[Start of Supplied material]
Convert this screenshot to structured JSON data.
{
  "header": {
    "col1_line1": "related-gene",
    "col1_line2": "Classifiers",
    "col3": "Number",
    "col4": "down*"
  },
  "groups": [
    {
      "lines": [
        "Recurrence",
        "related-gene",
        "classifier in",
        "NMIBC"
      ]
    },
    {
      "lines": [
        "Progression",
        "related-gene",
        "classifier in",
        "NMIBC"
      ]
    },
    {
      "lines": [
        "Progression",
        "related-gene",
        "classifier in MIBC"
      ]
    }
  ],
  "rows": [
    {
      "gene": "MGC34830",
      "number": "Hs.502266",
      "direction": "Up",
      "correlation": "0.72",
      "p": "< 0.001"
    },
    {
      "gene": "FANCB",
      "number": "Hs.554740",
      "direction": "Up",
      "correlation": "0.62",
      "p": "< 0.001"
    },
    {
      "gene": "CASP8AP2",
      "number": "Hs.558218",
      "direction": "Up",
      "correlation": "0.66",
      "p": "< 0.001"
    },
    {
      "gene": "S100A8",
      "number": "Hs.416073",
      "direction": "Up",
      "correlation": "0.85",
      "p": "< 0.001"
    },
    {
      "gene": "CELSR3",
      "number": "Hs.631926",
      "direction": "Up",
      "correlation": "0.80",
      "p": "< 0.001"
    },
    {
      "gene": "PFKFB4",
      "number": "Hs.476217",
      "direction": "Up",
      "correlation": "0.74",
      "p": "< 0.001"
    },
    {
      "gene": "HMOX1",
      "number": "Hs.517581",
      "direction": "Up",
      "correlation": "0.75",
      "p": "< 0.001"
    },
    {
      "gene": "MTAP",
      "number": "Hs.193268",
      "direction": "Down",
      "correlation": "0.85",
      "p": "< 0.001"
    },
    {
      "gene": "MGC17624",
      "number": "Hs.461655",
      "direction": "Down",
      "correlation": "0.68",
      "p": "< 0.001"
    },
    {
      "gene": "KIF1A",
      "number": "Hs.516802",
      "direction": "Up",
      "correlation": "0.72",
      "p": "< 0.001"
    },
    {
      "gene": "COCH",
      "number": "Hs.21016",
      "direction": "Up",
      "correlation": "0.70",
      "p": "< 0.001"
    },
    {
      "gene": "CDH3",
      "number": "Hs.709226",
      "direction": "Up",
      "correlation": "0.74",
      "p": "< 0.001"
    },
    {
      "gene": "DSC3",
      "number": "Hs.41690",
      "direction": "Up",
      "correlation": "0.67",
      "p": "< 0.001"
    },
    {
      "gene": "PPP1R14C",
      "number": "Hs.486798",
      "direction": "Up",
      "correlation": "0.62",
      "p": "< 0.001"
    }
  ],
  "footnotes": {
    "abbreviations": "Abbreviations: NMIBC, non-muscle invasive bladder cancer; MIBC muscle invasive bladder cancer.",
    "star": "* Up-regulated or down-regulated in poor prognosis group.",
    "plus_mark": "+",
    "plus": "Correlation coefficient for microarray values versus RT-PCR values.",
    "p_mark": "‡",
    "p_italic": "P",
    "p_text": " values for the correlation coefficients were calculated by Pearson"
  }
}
[End of Supplied material]
Task: All entries shown above should be printed again exactly.

Answer below:
Convert this screenshot to structured JSON data.
{
  "header": {
    "col1_line1": "related-gene",
    "col1_line2": "Classifiers",
    "col3": "Number",
    "col4": "down*"
  },
  "groups": [
    {
      "lines": [
        "Recurrence",
        "related-gene",
        "classifier in",
        "NMIBC"
      ]
    },
    {
      "lines": [
        "Progression",
        "related-gene",
        "classifier in",
        "NMIBC"
      ]
    },
    {
      "lines": [
        "Progression",
        "related-gene",
        "classifier in MIBC"
      ]
    }
  ],
  "rows": [
    {
      "gene": "MGC34830",
      "number": "Hs.502266",
      "direction": "Up",
      "correlation": "0.72",
      "p": "< 0.001"
    },
    {
      "gene": "FANCB",
      "number": "Hs.554740",
      "direction": "Up",
      "correlation": "0.62",
      "p": "< 0.001"
    },
    {
      "gene": "CASP8AP2",
      "number": "Hs.558218",
      "direction": "Up",
      "correlation": "0.66",
      "p": "< 0.001"
    },
    {
      "gene": "S100A8",
      "number": "Hs.416073",
      "direction": "Up",
      "correlation": "0.85",
      "p": "< 0.001"
    },
    {
      "gene": "CELSR3",
      "number": "Hs.631926",
      "direction": "Up",
      "correlation": "0.80",
      "p": "< 0.001"
    },
    {
      "gene": "PFKFB4",
      "number": "Hs.476217",
      "direction": "Up",
      "correlation": "0.74",
      "p": "< 0.001"
    },
    {
      "gene": "HMOX1",
      "number": "Hs.517581",
      "direction": "Up",
      "correlation": "0.75",
      "p": "< 0.001"
    },
    {
      "gene": "MTAP",
      "number": "Hs.193268",
      "direction": "Down",
      "correlation": "0.85",
      "p": "< 0.001"
    },
    {
      "gene": "MGC17624",
      "number": "Hs.461655",
      "direction": "Down",
      "correlation": "0.68",
      "p": "< 0.001"
    },
    {
      "gene": "KIF1A",
      "number": "Hs.516802",
      "direction": "Up",
      "correlation": "0.72",
      "p": "< 0.001"
    },
    {
      "gene": "COCH",
      "number": "Hs.21016",
      "direction": "Up",
      "correlation": "0.70",
      "p": "< 0.001"
    },
    {
      "gene": "CDH3",
      "number": "Hs.709226",
      "direction": "Up",
      "correlation": "0.74",
      "p": "< 0.001"
    },
    {
      "gene": "DSC3",
      "number": "Hs.41690",
      "direction": "Up",
      "correlation": "0.67",
      "p": "< 0.001"
    },
    {
      "gene": "PPP1R14C",
      "number": "Hs.486798",
      "direction": "Up",
      "correlation": "0.62",
      "p": "< 0.001"
    }
  ],
  "footnotes": {
    "abbreviations": "Abbreviations: NMIBC, non-muscle invasive bladder cancer; MIBC muscle invasive bladder cancer.",
    "star": "* Up-regulated or down-regulated in poor prognosis group.",
    "plus_mark": "+",
    "plus": "Correlation coefficient for microarray values versus RT-PCR values.",
    "p_mark": "‡",
    "p_italic": "P",
    "p_text": " values for the correlation coefficients were calculated by Pearson"
  }
}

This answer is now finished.